▶ [WHAT YOU NEED TO DO]: Below are lines of data; count those containing the word "ſich" and write nothing but the number.

==== SOURCE MATERIAL

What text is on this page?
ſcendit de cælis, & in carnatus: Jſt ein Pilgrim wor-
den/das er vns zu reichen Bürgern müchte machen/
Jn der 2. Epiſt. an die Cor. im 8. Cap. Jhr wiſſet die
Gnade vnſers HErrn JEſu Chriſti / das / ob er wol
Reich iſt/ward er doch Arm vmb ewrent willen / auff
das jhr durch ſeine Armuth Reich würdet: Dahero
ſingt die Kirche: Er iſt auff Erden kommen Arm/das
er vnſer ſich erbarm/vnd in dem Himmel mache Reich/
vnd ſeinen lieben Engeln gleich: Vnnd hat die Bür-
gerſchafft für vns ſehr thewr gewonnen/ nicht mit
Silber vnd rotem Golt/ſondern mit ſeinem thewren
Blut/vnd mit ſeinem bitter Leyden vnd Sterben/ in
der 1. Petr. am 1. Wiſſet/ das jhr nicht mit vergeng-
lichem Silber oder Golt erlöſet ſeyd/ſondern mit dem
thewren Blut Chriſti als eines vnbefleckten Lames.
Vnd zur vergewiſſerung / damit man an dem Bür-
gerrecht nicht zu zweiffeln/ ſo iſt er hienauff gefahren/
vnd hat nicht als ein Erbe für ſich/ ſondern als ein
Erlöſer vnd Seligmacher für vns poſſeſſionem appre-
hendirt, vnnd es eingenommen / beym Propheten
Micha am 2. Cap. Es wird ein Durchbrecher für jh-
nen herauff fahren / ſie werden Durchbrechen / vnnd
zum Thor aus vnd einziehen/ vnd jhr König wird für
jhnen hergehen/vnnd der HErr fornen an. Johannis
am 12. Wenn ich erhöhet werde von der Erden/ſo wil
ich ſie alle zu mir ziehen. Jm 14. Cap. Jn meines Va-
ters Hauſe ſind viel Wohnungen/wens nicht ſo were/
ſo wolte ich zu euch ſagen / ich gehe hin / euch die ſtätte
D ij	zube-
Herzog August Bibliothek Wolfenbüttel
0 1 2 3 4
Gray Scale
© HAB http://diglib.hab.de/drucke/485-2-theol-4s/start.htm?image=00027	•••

========

▶ [COMPLETED EXERCISE]: 2